▸ **EXCERPTED TEXT**

Reduction of fossil CO₂ emissions from relevant large-scale industrial applications represents a significant global environmental challenge for the short to medium term to actively combat global warming and climate change [1]. This important environmental task can be achieved by various technical methods for instance [2]: boosting the renewable sources of energy, increasing the energy efficiency of both production & utilization steps, large-scale implementation of low-carbon solutions, etc. To underline, the crucial important element of tackling global warming, the European Union (EU) launched The Green Deal—an ambitious program aimed to make the European continent climate neutral by half of this century [3]. Furthermore, the “Fit for 55” legislative act proposes at least a 55% emission reduction target for the whole EU block by 2030. In terms of decarbonization options, the Carbon Capture, Utilization, and Storage (CCUS) systems are foreseen to take an important role. Along this line, an important global innovation effort is required for the identification of the most efficient and economic routes for decarbonization [4]. For instance, in the case of Romania (of which electricity is generated about 30% from coal/lignite and about 15% from natural gas), the large-scale implementation of CCUS technology is considered a strategic element for the medium term to comply with new EU regulations in term of energy and climate.

Layout element annotations:

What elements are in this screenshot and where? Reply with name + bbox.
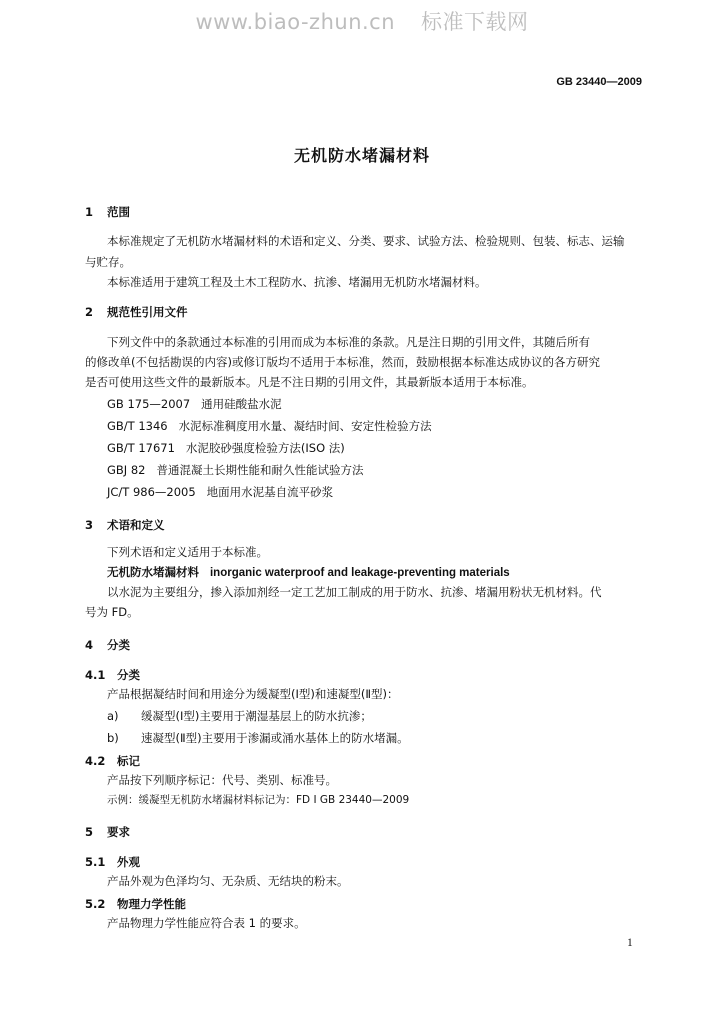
section-1-para1-line2: 与贮存。: [85, 255, 131, 269]
page-number: 1: [627, 937, 633, 949]
reference-item: GB 175—2007 通用硅酸盐水泥: [107, 397, 282, 411]
section-4-1-para: 产品根据凝结时间和用途分为缓凝型(Ⅰ型)和速凝型(Ⅱ型)：: [107, 687, 399, 701]
reference-item: GB/T 17671 水泥胶砂强度检验方法(ISO 法): [107, 441, 345, 455]
section-4-2-heading: 4.2 标记: [85, 754, 140, 768]
section-4-1-heading: 4.1 分类: [85, 668, 140, 682]
section-2-heading: 2 规范性引用文件: [85, 305, 188, 319]
reference-item: JC/T 986—2005 地面用水泥基自流平砂浆: [107, 485, 334, 499]
section-5-1-heading: 5.1 外观: [85, 855, 140, 869]
reference-item: GBJ 82 普通混凝土长期性能和耐久性能试验方法: [107, 463, 364, 477]
list-item: b) 速凝型(Ⅱ型)主要用于渗漏或涌水基体上的防水堵漏。: [107, 731, 409, 745]
term-en: inorganic waterproof and leakage-preventing materials: [209, 567, 510, 579]
term-entry: [107, 565, 510, 580]
section-3-para1: 下列术语和定义适用于本标准。: [107, 545, 268, 559]
section-5-1-para: 产品外观为色泽均匀、无杂质、无结块的粉末。: [107, 874, 349, 888]
section-2-para-line3: 是否可使用这些文件的最新版本。凡是不注日期的引用文件，其最新版本适用于本标准。: [85, 375, 534, 389]
term-definition-line2: 号为 FD。: [85, 605, 139, 619]
watermark: [0, 6, 724, 36]
section-2-para-line2: 的修改单(不包括勘误的内容)或修订版均不适用于本标准，然而，鼓励根据本标准达成协议的各方研究: [85, 355, 600, 369]
section-5-2-heading: 5.2 物理力学性能: [85, 897, 186, 911]
section-5-heading: 5 要求: [85, 825, 130, 839]
marking-example: 示例：缓凝型无机防水堵漏材料标记为：FD Ⅰ GB 23440—2009: [107, 794, 410, 806]
section-1-heading: 1 范围: [85, 205, 130, 219]
section-4-2-para: 产品按下列顺序标记：代号、类别、标准号。: [107, 773, 337, 787]
section-5-2-para: 产品物理力学性能应符合表 1 的要求。: [107, 916, 306, 930]
section-2-para-line1: 下列文件中的条款通过本标准的引用而成为本标准的条款。凡是注日期的引用文件，其随后所有: [107, 335, 590, 349]
section-4-heading: 4 分类: [85, 638, 130, 652]
section-1-para1-line1: 本标准规定了无机防水堵漏材料的术语和定义、分类、要求、试验方法、检验规则、包装、标志、运输: [107, 234, 625, 248]
term-cn: 无机防水堵漏材料: [107, 565, 199, 579]
list-item: a) 缓凝型(Ⅰ型)主要用于潮湿基层上的防水抗渗；: [107, 709, 372, 723]
term-definition-line1: 以水泥为主要组分，掺入添加剂经一定工艺加工制成的用于防水、抗渗、堵漏用粉状无机材料。代: [107, 585, 602, 599]
reference-item: GB/T 1346 水泥标准稠度用水量、凝结时间、安定性检验方法: [107, 419, 432, 433]
watermark-url: www.biao-zhun.cn: [195, 10, 396, 34]
section-1-para2: 本标准适用于建筑工程及土木工程防水、抗渗、堵漏用无机防水堵漏材料。: [107, 275, 487, 289]
section-3-heading: 3 术语和定义: [85, 518, 165, 532]
watermark-site: 标准下载网: [421, 10, 529, 34]
standard-code: GB 23440—2009: [556, 76, 642, 88]
document-title: 无机防水堵漏材料: [293, 146, 430, 165]
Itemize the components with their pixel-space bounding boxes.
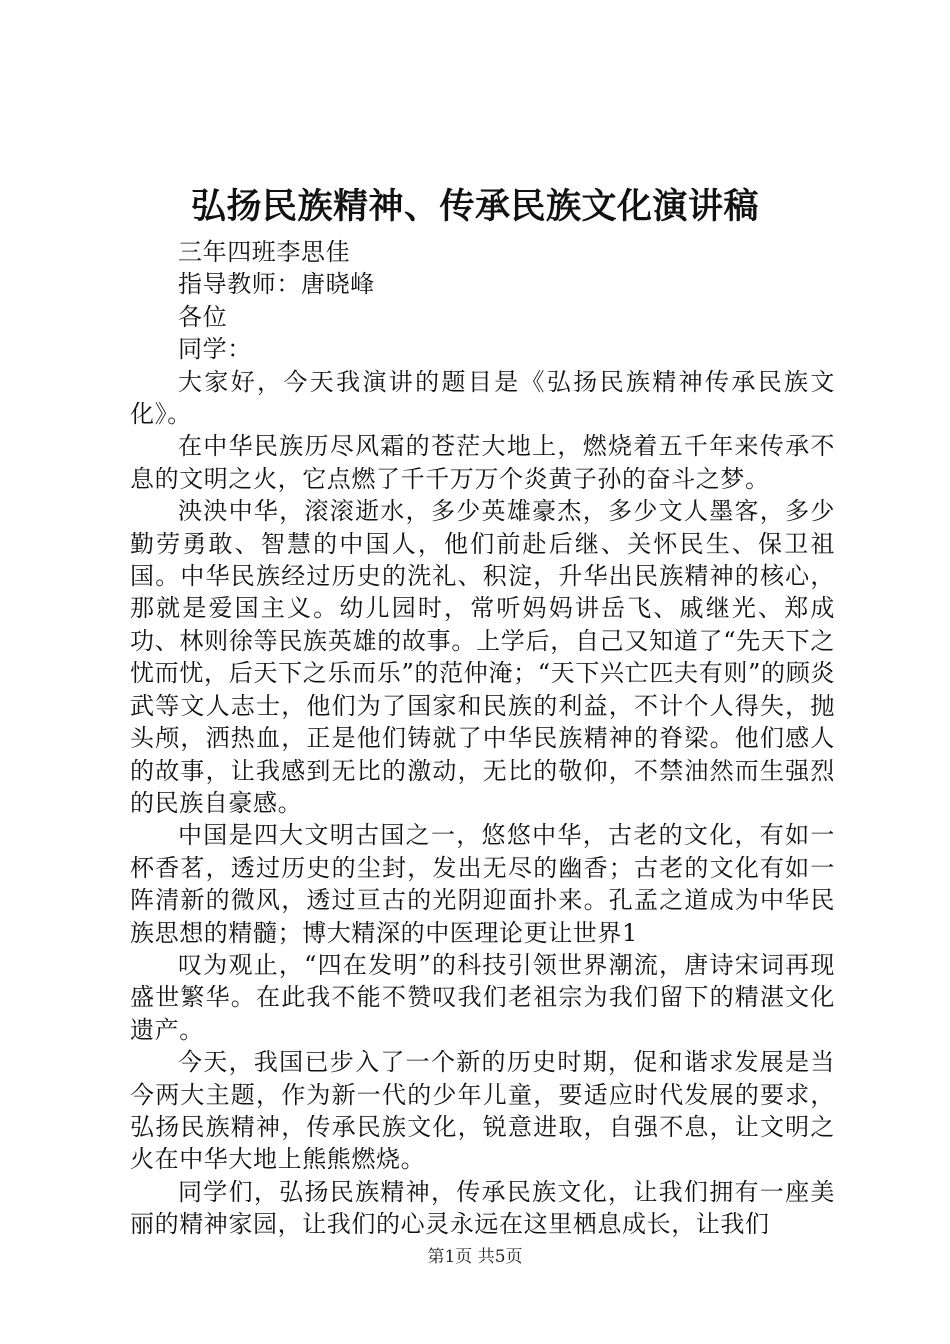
page-footer: 第1页 共5页	[427, 1247, 523, 1267]
salutation-line-1: 各位	[178, 302, 228, 331]
paragraph-7: 同学们，弘扬民族精神，传承民族文化，让我们拥有一座美丽的精神家园，让我们的心灵永远在这里栖息成长，让我们	[130, 1177, 835, 1239]
salutation-line-2: 同学：	[178, 335, 252, 364]
document-body	[130, 236, 835, 1241]
author-line: 三年四班李思佳	[178, 238, 351, 266]
paragraph-5: 叹为观止，“四在发明”的科技引领世界潮流，唐诗宋词再现盛世繁华。在此我不能不赞叹我们老祖宗为我们留下的精湛文化遗产。	[130, 950, 835, 1044]
paragraph-4: 中国是四大文明古国之一，悠悠中华，古老的文化，有如一杯香茗，透过历史的尘封，发出无尽的幽香；古老的文化有如一阵清新的微风，透过亘古的光阴迎面扑来。孔孟之道成为中华民族思想的精髓；博大精深的中医理论更让世界1	[130, 821, 835, 947]
paragraph-2: 在中华民族历尽风霜的苍茫大地上，燃烧着五千年来传承不息的文明之火，它点燃了千千万万个炎黄子孙的奋斗之梦。	[130, 432, 835, 493]
paragraph-1: 大家好，今天我演讲的题目是《弘扬民族精神传承民族文化》。	[130, 367, 835, 429]
paragraph-3: 泱泱中华，滚滚逝水，多少英雄豪杰，多少文人墨客，多少勤劳勇敢、智慧的中国人，他们前赴后继、关怀民生、保卫祖国。中华民族经过历史的洗礼、积淀，升华出民族精神的核心，那就是爱国主义。幼儿园时，常听妈妈讲岳飞、戚继光、郑成功、林则徐等民族英雄的故事。上学后，自己又知道了“先天下之忧而忧，后天下之乐而乐”的范仲淹；“天下兴亡匹夫有则”的顾炎武等文人志士，他们为了国家和民族的利益，不计个人得失，抛头颅，洒热血，正是他们铸就了中华民族精神的脊梁。他们感人的故事，让我感到无比的激动，无比的敬仰，不禁油然而生强烈的民族自豪感。	[130, 497, 835, 817]
teacher-line: 指导教师：唐晓峰	[178, 270, 375, 299]
document-title: 弘扬民族精神、传承民族文化演讲稿	[190, 186, 759, 227]
paragraph-6: 今天，我国已步入了一个新的历史时期，促和谐求发展是当今两大主题，作为新一代的少年儿童，要适应时代发展的要求，弘扬民族精神，传承民族文化，锐意进取，自强不息，让文明之火在中华大地上熊熊燃烧。	[130, 1048, 835, 1174]
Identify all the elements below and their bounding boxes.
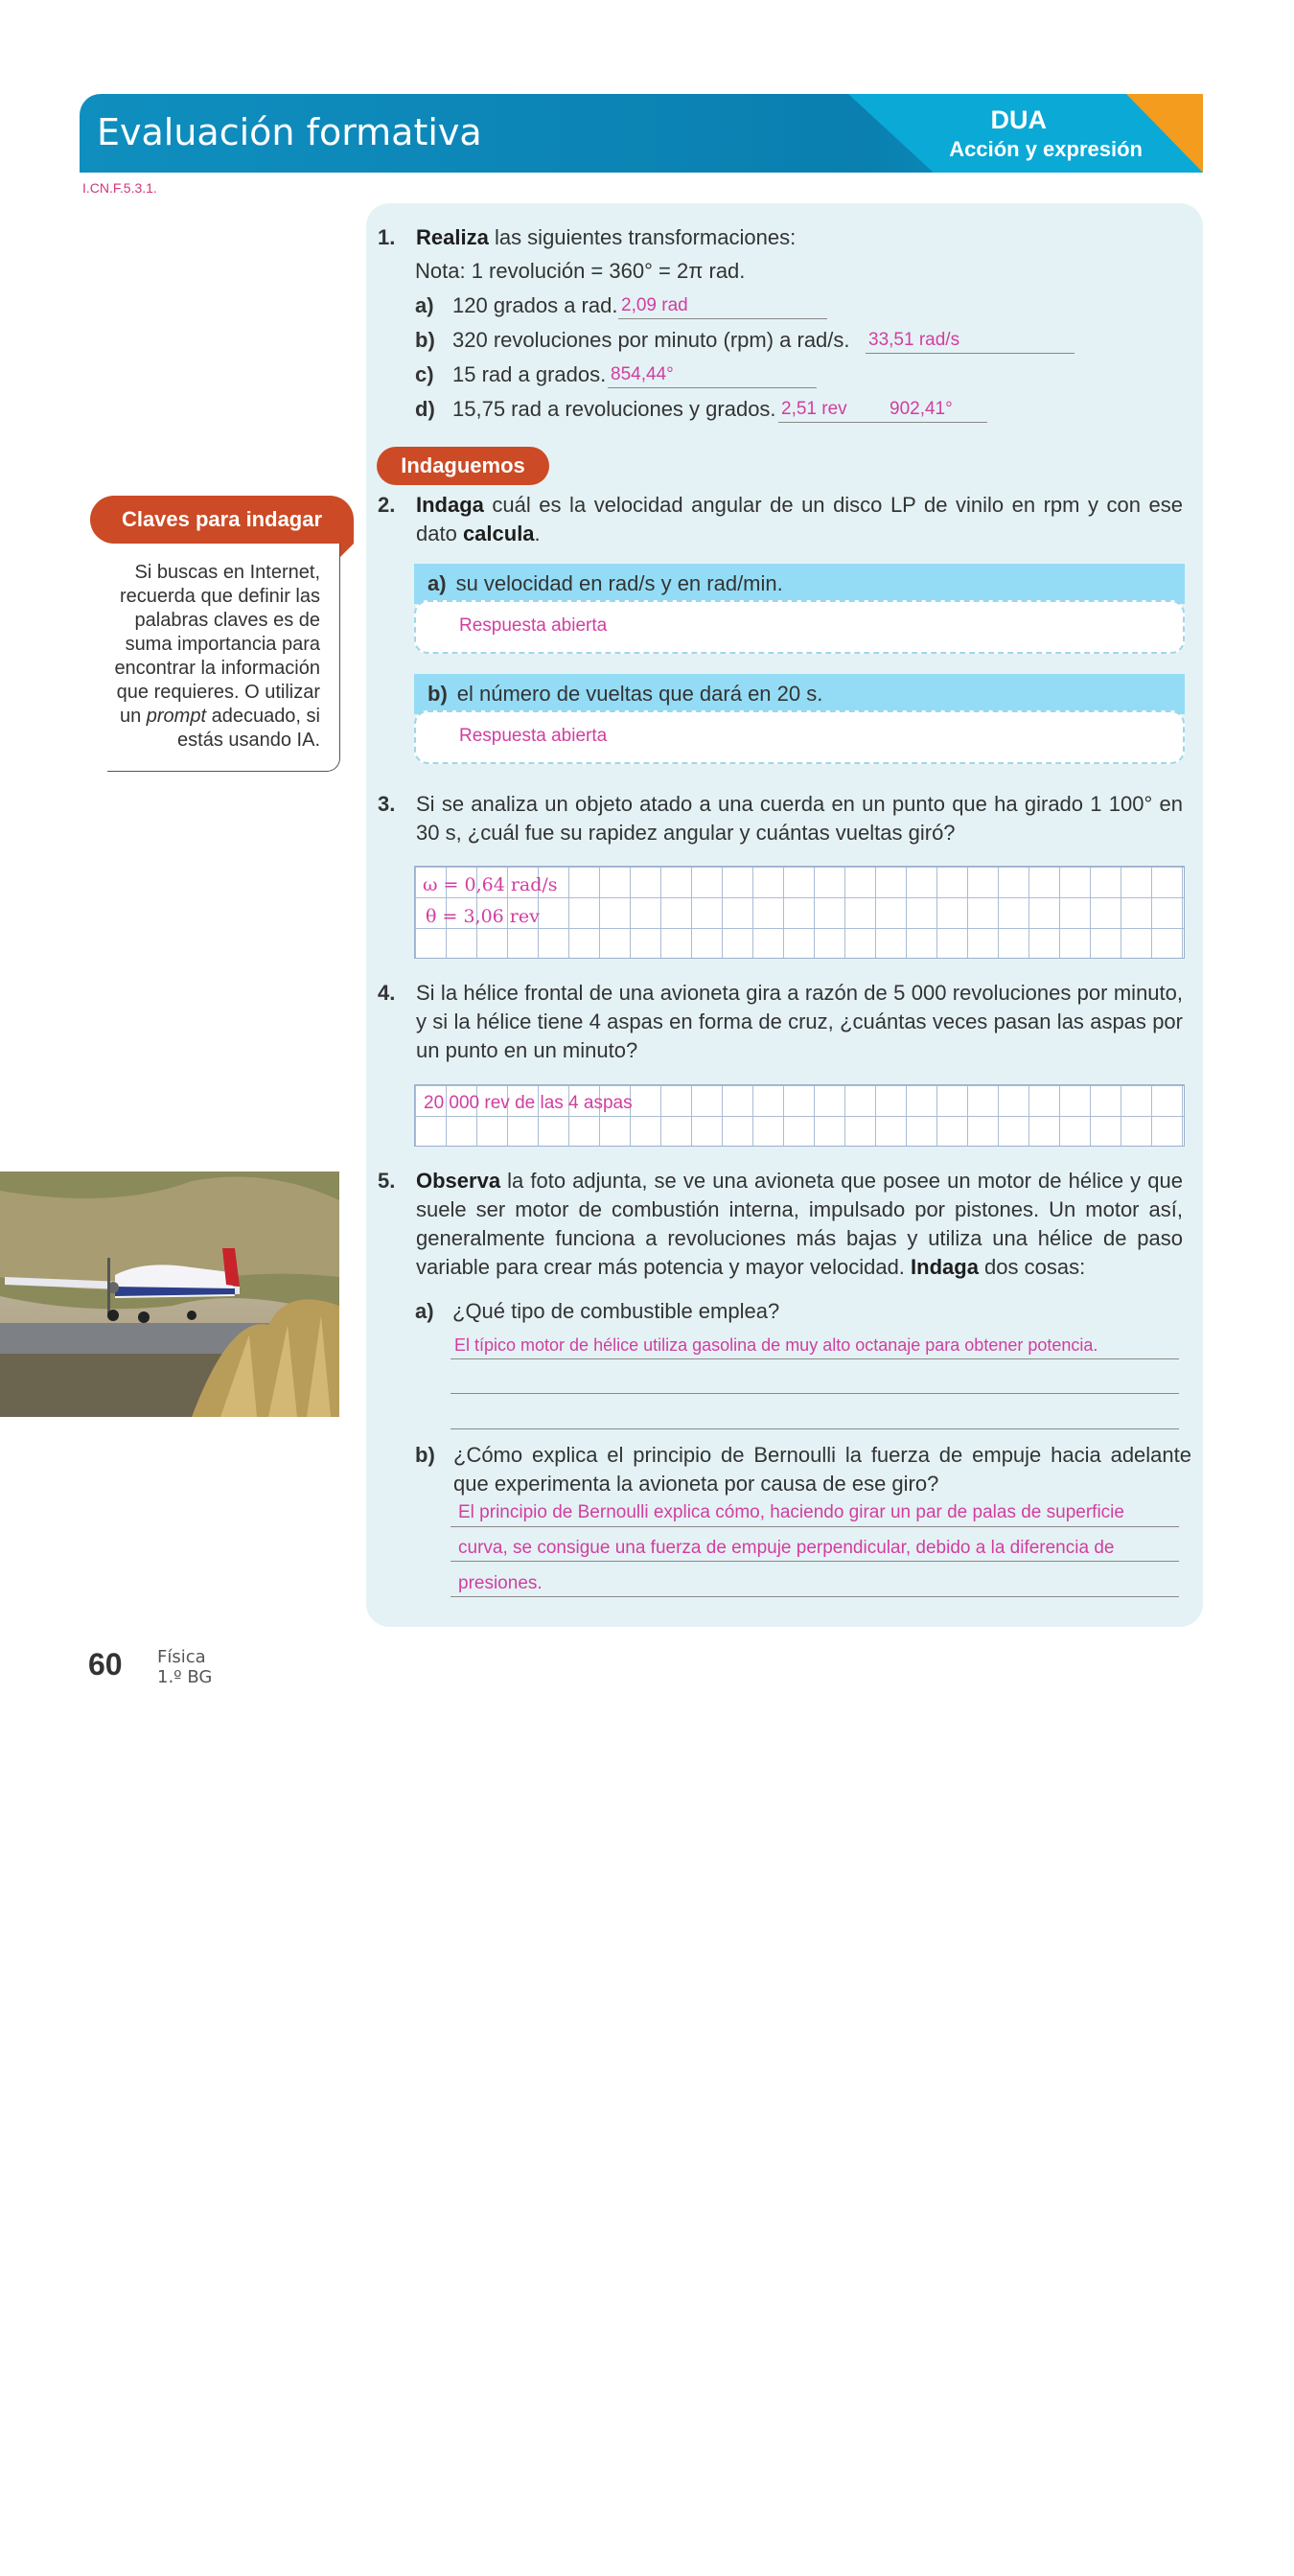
answer-line — [866, 353, 1074, 354]
answer-line — [608, 387, 817, 388]
answer-line — [451, 1526, 1179, 1527]
question-number: 2. — [378, 493, 396, 517]
question-number: 5. — [378, 1169, 396, 1193]
indaguemos-badge: Indaguemos — [377, 447, 549, 485]
question-1: 1. Realiza las siguientes transformaciones: — [378, 223, 1192, 252]
claves-title: Claves para indagar — [90, 496, 354, 544]
header-banner — [80, 94, 1203, 173]
q2-sub-b: b) el número de vueltas que dará en 20 s. Respuesta abierta — [414, 674, 1185, 766]
curriculum-code: I.CN.F.5.3.1. — [82, 180, 157, 196]
question-3: 3. Si se analiza un objeto atado a una cuerda en un punto que ha girado 1 100° en 30 s, ¿cuál fue su rapidez angular y cuántas vueltas giró? — [378, 792, 1183, 845]
answer-line — [451, 1561, 1179, 1562]
q1-answer-d2: 902,41° — [890, 399, 953, 419]
answer-line — [451, 1596, 1179, 1597]
q1-answer-d1: 2,51 rev — [781, 399, 847, 419]
q1-item-b: b) 320 revoluciones por minuto (rpm) a rad/s. — [415, 328, 850, 352]
page-title: Evaluación formativa — [97, 111, 482, 153]
answer-text: Respuesta abierta — [459, 726, 608, 746]
q1-item-d: d) 15,75 rad a revoluciones y grados. — [415, 397, 776, 421]
question-number: 4. — [378, 981, 396, 1005]
q4-answer: 20 000 rev de las 4 aspas — [424, 1093, 633, 1113]
page-number: 60 — [88, 1647, 123, 1682]
q5-item-b: b) ¿Cómo explica el principio de Bernoulli la fuerza de empuje hacia adelante que experimenta la avioneta por causa de ese giro? — [415, 1443, 1191, 1496]
q3-answer-2: θ = 3,06 rev — [426, 906, 540, 927]
q1-item-a: a) 120 grados a rad. — [415, 293, 618, 317]
answer-line — [451, 1393, 1179, 1394]
q5-answer-b-line-3: presiones. — [458, 1573, 543, 1593]
question-number: 1. — [378, 225, 396, 249]
q5-answer-b-line-2: curva, se consigue una fuerza de empuje perpendicular, debido a la diferencia de — [458, 1538, 1115, 1558]
q1-answer-b: 33,51 rad/s — [868, 330, 960, 350]
answer-text: Respuesta abierta — [459, 615, 608, 636]
answer-box — [414, 600, 1185, 654]
q1-answer-a: 2,09 rad — [621, 295, 688, 315]
claves-text: Si buscas en Internet, recuerda que definir las palabras claves es de suma importancia para encontrar la información que requieres. O utilizar un prompt adecuado, si estás usando IA. — [114, 562, 320, 751]
photo-credit: Shutterstock — [318, 2517, 330, 2576]
q3-answer-1: ω = 0,64 rad/s — [423, 874, 558, 895]
q2-sub-a: a) su velocidad en rad/s y en rad/min. Respuesta abierta — [414, 564, 1185, 656]
answer-line — [778, 422, 987, 423]
dua-subtitle: Acción y expresión — [949, 137, 1143, 161]
q5-answer-b-line-1: El principio de Bernoulli explica cómo, haciendo girar un par de palas de superficie — [458, 1502, 1124, 1522]
question-5: 5. Observa la foto adjunta, se ve una avioneta que posee un motor de hélice y que suele ser motor de combustión interna, impulsado por pistones. Un motor así, generalmente funciona a revoluciones más bajas y utiliza una hélice de paso variable para crear más potencia y mayor velocidad. Indaga dos cosas: — [378, 1169, 1183, 1279]
claves-box — [107, 544, 340, 772]
q5-item-a: a) ¿Qué tipo de combustible emplea? — [415, 1299, 780, 1323]
q1-note: Nota: 1 revolución = 360° = 2π rad. — [415, 259, 746, 283]
question-4: 4. Si la hélice frontal de una avioneta gira a razón de 5 000 revoluciones por minuto, y si la hélice tiene 4 aspas en forma de cruz, ¿cuántas veces pasan las aspas por un punto en un minuto? — [378, 981, 1183, 1062]
q5-answer-a: El típico motor de hélice utiliza gasolina de muy alto octanaje para obtener potencia. — [454, 1335, 1098, 1355]
answer-box — [414, 710, 1185, 764]
answer-line — [618, 318, 827, 319]
answer-line — [451, 1428, 1179, 1429]
question-number: 3. — [378, 792, 396, 816]
claves-fold — [340, 544, 354, 557]
answer-line — [451, 1358, 1179, 1359]
q1-answer-c: 854,44° — [611, 364, 674, 384]
q1-item-c: c) 15 rad a grados. — [415, 362, 607, 386]
dua-label: DUA — [990, 105, 1047, 134]
question-2: 2. Indaga cuál es la velocidad angular de un disco LP de vinilo en rpm y con ese dato calcula. — [378, 493, 1183, 545]
footer-subject: Física 1.º BG — [157, 1647, 213, 1687]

▸ **PARTS OF THE EXERCISE**
#1 Answer these questions about the passage on CO₂ emissions:
(a) What emission reduction target does the "Fit for 55" legislative act propose for the whole EU block by 2030?
(b) What program did the European Union launch to make the European continent climate neutral?
(c) About what share of Romania's electricity is generated from coal/lignite?
#2 In the records, rewrite the lines from the one with "1247, 523, 1267]" to the one with "238, 351, 266]", changing "document-body" to "main-body".

▸ **ANSWERS TO EACH TASK**
#1
(a) At least a 55% emission reduction.
(b) The Green Deal.
(c) About 30%.

#2
page-footer: 第1页 共5页	[427, 1247, 523, 1267]
salutation-line-1: 各位	[178, 302, 228, 331]
paragraph-7: 同学们，弘扬民族精神，传承民族文化，让我们拥有一座美丽的精神家园，让我们的心灵永远在这里栖息成长，让我们	[130, 1177, 835, 1239]
salutation-line-2: 同学：	[178, 335, 252, 364]
main-body	[130, 236, 835, 1241]
author-line: 三年四班李思佳	[178, 238, 351, 266]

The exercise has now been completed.